## Set problem
Read the records and gather each line that includes "biliaires".

## Dataset rows

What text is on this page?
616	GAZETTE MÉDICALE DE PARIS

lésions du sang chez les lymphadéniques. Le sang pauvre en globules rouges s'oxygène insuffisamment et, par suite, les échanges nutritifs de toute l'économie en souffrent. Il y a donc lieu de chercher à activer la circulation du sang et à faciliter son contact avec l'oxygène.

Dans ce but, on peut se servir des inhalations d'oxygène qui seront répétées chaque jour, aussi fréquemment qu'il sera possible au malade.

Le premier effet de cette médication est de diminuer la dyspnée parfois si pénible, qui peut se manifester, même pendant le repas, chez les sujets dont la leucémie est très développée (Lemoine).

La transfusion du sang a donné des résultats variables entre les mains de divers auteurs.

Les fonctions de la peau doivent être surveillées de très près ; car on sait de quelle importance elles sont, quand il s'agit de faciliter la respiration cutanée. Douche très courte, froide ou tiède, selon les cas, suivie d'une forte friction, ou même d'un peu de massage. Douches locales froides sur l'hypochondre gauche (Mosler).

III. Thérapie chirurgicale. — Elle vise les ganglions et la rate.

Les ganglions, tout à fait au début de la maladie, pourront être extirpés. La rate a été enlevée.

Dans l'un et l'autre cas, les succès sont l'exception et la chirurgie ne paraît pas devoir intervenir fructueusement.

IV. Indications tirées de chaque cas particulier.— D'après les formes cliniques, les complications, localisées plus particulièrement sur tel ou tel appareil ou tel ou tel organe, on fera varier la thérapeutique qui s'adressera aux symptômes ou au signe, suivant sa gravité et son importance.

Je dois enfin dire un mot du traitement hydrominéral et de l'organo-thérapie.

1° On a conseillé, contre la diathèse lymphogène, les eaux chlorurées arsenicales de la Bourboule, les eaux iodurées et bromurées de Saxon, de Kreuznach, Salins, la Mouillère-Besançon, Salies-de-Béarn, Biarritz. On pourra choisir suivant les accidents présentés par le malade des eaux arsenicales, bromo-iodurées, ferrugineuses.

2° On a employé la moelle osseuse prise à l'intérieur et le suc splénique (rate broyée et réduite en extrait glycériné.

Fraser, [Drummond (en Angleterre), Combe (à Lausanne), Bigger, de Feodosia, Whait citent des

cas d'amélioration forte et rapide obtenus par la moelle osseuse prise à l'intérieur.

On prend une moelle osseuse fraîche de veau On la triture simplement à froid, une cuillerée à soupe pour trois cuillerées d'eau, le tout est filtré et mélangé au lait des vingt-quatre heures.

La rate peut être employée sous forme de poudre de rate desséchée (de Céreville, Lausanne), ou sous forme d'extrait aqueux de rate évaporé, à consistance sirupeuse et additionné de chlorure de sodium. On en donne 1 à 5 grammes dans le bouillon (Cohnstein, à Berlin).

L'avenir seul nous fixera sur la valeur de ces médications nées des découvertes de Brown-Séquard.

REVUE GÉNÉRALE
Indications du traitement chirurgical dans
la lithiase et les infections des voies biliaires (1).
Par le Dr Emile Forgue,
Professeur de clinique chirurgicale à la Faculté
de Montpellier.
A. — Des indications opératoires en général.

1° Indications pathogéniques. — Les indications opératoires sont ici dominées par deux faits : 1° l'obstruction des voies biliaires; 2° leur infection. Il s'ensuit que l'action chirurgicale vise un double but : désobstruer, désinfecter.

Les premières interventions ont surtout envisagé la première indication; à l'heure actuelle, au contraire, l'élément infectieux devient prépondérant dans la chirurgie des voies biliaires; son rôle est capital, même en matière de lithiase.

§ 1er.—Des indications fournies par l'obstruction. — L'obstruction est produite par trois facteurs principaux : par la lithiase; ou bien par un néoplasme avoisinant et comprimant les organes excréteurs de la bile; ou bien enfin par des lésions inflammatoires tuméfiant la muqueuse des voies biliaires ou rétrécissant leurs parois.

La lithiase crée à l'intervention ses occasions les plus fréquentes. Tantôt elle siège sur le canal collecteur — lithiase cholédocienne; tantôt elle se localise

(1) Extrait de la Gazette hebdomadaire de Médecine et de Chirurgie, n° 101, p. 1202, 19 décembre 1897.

* * *

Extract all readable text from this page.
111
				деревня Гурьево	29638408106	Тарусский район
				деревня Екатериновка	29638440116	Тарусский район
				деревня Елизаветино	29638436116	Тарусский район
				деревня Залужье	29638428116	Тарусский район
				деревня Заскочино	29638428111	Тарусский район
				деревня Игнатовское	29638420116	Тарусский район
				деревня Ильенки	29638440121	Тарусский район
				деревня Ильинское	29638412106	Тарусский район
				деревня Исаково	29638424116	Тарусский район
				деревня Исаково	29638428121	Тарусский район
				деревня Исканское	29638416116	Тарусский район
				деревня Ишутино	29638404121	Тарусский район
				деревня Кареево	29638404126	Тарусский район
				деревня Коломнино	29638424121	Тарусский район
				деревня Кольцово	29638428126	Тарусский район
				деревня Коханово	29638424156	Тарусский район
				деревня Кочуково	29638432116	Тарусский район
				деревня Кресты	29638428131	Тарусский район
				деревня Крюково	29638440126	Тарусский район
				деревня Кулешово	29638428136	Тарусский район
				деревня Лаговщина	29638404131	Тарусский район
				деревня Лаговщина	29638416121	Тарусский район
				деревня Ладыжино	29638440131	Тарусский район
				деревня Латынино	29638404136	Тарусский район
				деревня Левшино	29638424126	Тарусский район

## Answer below
la lithiase et les infections des voies biliaires (1).
1° Indications pathogéniques. — Les indications opératoires sont ici dominées par deux faits : 1° l'obstruction des voies biliaires; 2° leur infection. Il s'ensuit que l'action chirurgicale vise un double but : désobstruer, désinfecter.
Les premières interventions ont surtout envisagé la première indication; à l'heure actuelle, au contraire, l'élément infectieux devient prépondérant dans la chirurgie des voies biliaires; son rôle est capital, même en matière de lithiase.
§ 1er.—Des indications fournies par l'obstruction. — L'obstruction est produite par trois facteurs principaux : par la lithiase; ou bien par un néoplasme avoisinant et comprimant les organes excréteurs de la bile; ou bien enfin par des lésions inflammatoires tuméfiant la muqueuse des voies biliaires ou rétrécissant leurs parois.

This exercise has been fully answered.